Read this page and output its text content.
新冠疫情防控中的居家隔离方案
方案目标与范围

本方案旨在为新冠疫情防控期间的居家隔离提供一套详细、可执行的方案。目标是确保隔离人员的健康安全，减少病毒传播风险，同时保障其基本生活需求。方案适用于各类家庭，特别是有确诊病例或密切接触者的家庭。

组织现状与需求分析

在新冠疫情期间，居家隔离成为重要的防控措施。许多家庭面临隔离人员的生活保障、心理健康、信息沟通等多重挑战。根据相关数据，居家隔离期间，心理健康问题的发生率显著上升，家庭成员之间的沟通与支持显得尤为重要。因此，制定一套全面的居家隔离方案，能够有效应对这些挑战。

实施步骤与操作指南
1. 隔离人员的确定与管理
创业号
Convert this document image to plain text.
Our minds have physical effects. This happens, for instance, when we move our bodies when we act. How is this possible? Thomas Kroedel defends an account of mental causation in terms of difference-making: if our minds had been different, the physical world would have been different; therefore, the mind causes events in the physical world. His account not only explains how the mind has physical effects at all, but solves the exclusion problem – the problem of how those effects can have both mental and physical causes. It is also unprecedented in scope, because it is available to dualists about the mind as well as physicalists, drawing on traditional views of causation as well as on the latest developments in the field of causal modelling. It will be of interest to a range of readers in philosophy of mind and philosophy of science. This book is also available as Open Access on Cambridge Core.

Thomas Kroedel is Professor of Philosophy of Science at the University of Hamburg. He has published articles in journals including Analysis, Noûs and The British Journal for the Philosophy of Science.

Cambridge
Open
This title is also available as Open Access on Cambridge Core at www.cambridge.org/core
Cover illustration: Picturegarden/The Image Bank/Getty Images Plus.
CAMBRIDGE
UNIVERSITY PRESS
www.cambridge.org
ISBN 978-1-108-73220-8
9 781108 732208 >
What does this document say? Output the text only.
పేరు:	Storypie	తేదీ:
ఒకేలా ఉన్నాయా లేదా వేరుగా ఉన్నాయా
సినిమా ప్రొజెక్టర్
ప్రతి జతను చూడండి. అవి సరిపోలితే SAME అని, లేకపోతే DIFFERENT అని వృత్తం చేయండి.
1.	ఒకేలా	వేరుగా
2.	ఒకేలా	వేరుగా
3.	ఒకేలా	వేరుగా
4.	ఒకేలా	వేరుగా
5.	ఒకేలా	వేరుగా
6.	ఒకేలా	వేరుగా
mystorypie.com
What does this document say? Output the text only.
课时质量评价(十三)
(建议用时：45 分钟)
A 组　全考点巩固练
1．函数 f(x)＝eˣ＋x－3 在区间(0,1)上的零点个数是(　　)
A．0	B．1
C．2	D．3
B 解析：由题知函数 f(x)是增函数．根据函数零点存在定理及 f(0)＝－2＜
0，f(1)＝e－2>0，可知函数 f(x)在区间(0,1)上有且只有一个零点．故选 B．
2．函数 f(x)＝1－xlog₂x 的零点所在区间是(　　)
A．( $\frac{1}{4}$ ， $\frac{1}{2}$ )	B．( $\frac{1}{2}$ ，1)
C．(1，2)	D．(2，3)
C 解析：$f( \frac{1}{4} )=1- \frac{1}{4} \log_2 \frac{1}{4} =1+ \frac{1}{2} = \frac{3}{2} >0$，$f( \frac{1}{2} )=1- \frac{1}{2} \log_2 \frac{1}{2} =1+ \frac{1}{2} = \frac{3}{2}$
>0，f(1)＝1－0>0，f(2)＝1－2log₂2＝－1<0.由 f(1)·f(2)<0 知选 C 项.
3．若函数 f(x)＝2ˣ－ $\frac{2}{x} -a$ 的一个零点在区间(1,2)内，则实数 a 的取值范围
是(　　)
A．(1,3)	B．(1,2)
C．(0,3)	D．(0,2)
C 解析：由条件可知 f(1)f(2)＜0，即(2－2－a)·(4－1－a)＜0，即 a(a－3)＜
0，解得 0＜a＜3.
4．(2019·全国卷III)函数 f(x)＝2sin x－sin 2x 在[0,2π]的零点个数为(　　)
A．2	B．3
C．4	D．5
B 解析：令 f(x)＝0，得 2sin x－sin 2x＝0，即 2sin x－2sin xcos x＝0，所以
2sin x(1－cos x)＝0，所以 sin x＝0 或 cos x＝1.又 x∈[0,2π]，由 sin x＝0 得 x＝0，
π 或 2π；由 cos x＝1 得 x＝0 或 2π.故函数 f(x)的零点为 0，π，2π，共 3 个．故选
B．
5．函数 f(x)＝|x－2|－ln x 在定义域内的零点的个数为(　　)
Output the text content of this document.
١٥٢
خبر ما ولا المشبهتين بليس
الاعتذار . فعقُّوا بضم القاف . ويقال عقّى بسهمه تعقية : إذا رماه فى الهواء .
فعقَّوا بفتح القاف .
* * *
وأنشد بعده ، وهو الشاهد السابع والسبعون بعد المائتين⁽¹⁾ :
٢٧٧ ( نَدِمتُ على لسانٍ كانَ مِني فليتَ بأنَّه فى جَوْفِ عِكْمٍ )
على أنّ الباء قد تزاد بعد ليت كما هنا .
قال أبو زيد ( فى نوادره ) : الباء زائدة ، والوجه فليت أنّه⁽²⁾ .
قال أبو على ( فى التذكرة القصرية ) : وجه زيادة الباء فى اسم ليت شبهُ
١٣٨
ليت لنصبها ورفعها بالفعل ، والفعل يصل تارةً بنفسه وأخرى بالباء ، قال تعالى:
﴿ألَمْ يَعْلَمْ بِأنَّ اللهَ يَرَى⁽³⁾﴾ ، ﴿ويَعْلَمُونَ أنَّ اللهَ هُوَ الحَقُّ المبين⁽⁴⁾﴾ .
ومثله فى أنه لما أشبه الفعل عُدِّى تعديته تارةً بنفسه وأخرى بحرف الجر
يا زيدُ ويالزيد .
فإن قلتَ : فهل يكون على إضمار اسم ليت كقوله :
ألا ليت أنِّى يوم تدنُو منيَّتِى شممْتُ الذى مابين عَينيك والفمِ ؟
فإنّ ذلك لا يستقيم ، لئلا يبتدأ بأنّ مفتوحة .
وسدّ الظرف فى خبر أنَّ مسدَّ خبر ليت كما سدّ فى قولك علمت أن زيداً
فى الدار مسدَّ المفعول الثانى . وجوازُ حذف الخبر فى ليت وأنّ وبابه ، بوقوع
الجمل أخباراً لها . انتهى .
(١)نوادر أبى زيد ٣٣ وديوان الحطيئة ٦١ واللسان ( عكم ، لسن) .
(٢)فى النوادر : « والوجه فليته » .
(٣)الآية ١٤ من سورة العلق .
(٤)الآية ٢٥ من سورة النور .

- - - -

◆ **Task brief**: Output every line above without altering anything.

◆ **Solution below**:
Read this page and output its text content.
新冠疫情防控中的居家隔离方案
方案目标与范围

本方案旨在为新冠疫情防控期间的居家隔离提供一套详细、可执行的方案。目标是确保隔离人员的健康安全，减少病毒传播风险，同时保障其基本生活需求。方案适用于各类家庭，特别是有确诊病例或密切接触者的家庭。

组织现状与需求分析

在新冠疫情期间，居家隔离成为重要的防控措施。许多家庭面临隔离人员的生活保障、心理健康、信息沟通等多重挑战。根据相关数据，居家隔离期间，心理健康问题的发生率显著上升，家庭成员之间的沟通与支持显得尤为重要。因此，制定一套全面的居家隔离方案，能够有效应对这些挑战。

实施步骤与操作指南
1. 隔离人员的确定与管理
创业号
Convert this document image to plain text.
Our minds have physical effects. This happens, for instance, when we move our bodies when we act. How is this possible? Thomas Kroedel defends an account of mental causation in terms of difference-making: if our minds had been different, the physical world would have been different; therefore, the mind causes events in the physical world. His account not only explains how the mind has physical effects at all, but solves the exclusion problem – the problem of how those effects can have both mental and physical causes. It is also unprecedented in scope, because it is available to dualists about the mind as well as physicalists, drawing on traditional views of causation as well as on the latest developments in the field of causal modelling. It will be of interest to a range of readers in philosophy of mind and philosophy of science. This book is also available as Open Access on Cambridge Core.

Thomas Kroedel is Professor of Philosophy of Science at the University of Hamburg. He has published articles in journals including Analysis, Noûs and The British Journal for the Philosophy of Science.

Cambridge
Open
This title is also available as Open Access on Cambridge Core at www.cambridge.org/core
Cover illustration: Picturegarden/The Image Bank/Getty Images Plus.
CAMBRIDGE
UNIVERSITY PRESS
www.cambridge.org
ISBN 978-1-108-73220-8
9 781108 732208 >
What does this document say? Output the text only.
పేరు:	Storypie	తేదీ:
ఒకేలా ఉన్నాయా లేదా వేరుగా ఉన్నాయా
సినిమా ప్రొజెక్టర్
ప్రతి జతను చూడండి. అవి సరిపోలితే SAME అని, లేకపోతే DIFFERENT అని వృత్తం చేయండి.
1.	ఒకేలా	వేరుగా
2.	ఒకేలా	వేరుగా
3.	ఒకేలా	వేరుగా
4.	ఒకేలా	వేరుగా
5.	ఒకేలా	వేరుగా
6.	ఒకేలా	వేరుగా
mystorypie.com
What does this document say? Output the text only.
课时质量评价(十三)
(建议用时：45 分钟)
A 组　全考点巩固练
1．函数 f(x)＝eˣ＋x－3 在区间(0,1)上的零点个数是(　　)
A．0	B．1
C．2	D．3
B 解析：由题知函数 f(x)是增函数．根据函数零点存在定理及 f(0)＝－2＜
0，f(1)＝e－2>0，可知函数 f(x)在区间(0,1)上有且只有一个零点．故选 B．
2．函数 f(x)＝1－xlog₂x 的零点所在区间是(　　)
A．( $\frac{1}{4}$ ， $\frac{1}{2}$ )	B．( $\frac{1}{2}$ ，1)
C．(1，2)	D．(2，3)
C 解析：$f( \frac{1}{4} )=1- \frac{1}{4} \log_2 \frac{1}{4} =1+ \frac{1}{2} = \frac{3}{2} >0$，$f( \frac{1}{2} )=1- \frac{1}{2} \log_2 \frac{1}{2} =1+ \frac{1}{2} = \frac{3}{2}$
>0，f(1)＝1－0>0，f(2)＝1－2log₂2＝－1<0.由 f(1)·f(2)<0 知选 C 项.
3．若函数 f(x)＝2ˣ－ $\frac{2}{x} -a$ 的一个零点在区间(1,2)内，则实数 a 的取值范围
是(　　)
A．(1,3)	B．(1,2)
C．(0,3)	D．(0,2)
C 解析：由条件可知 f(1)f(2)＜0，即(2－2－a)·(4－1－a)＜0，即 a(a－3)＜
0，解得 0＜a＜3.
4．(2019·全国卷III)函数 f(x)＝2sin x－sin 2x 在[0,2π]的零点个数为(　　)
A．2	B．3
C．4	D．5
B 解析：令 f(x)＝0，得 2sin x－sin 2x＝0，即 2sin x－2sin xcos x＝0，所以
2sin x(1－cos x)＝0，所以 sin x＝0 或 cos x＝1.又 x∈[0,2π]，由 sin x＝0 得 x＝0，
π 或 2π；由 cos x＝1 得 x＝0 或 2π.故函数 f(x)的零点为 0，π，2π，共 3 个．故选
B．
5．函数 f(x)＝|x－2|－ln x 在定义域内的零点的个数为(　　)
Output the text content of this document.
١٥٢
خبر ما ولا المشبهتين بليس
الاعتذار . فعقُّوا بضم القاف . ويقال عقّى بسهمه تعقية : إذا رماه فى الهواء .
فعقَّوا بفتح القاف .
* * *
وأنشد بعده ، وهو الشاهد السابع والسبعون بعد المائتين⁽¹⁾ :
٢٧٧ ( نَدِمتُ على لسانٍ كانَ مِني فليتَ بأنَّه فى جَوْفِ عِكْمٍ )
على أنّ الباء قد تزاد بعد ليت كما هنا .
قال أبو زيد ( فى نوادره ) : الباء زائدة ، والوجه فليت أنّه⁽²⁾ .
قال أبو على ( فى التذكرة القصرية ) : وجه زيادة الباء فى اسم ليت شبهُ
١٣٨
ليت لنصبها ورفعها بالفعل ، والفعل يصل تارةً بنفسه وأخرى بالباء ، قال تعالى:
﴿ألَمْ يَعْلَمْ بِأنَّ اللهَ يَرَى⁽³⁾﴾ ، ﴿ويَعْلَمُونَ أنَّ اللهَ هُوَ الحَقُّ المبين⁽⁴⁾﴾ .
ومثله فى أنه لما أشبه الفعل عُدِّى تعديته تارةً بنفسه وأخرى بحرف الجر
يا زيدُ ويالزيد .
فإن قلتَ : فهل يكون على إضمار اسم ليت كقوله :
ألا ليت أنِّى يوم تدنُو منيَّتِى شممْتُ الذى مابين عَينيك والفمِ ؟
فإنّ ذلك لا يستقيم ، لئلا يبتدأ بأنّ مفتوحة .
وسدّ الظرف فى خبر أنَّ مسدَّ خبر ليت كما سدّ فى قولك علمت أن زيداً
فى الدار مسدَّ المفعول الثانى . وجوازُ حذف الخبر فى ليت وأنّ وبابه ، بوقوع
الجمل أخباراً لها . انتهى .
(١)نوادر أبى زيد ٣٣ وديوان الحطيئة ٦١ واللسان ( عكم ، لسن) .
(٢)فى النوادر : « والوجه فليته » .
(٣)الآية ١٤ من سورة العلق .
(٤)الآية ٢٥ من سورة النور .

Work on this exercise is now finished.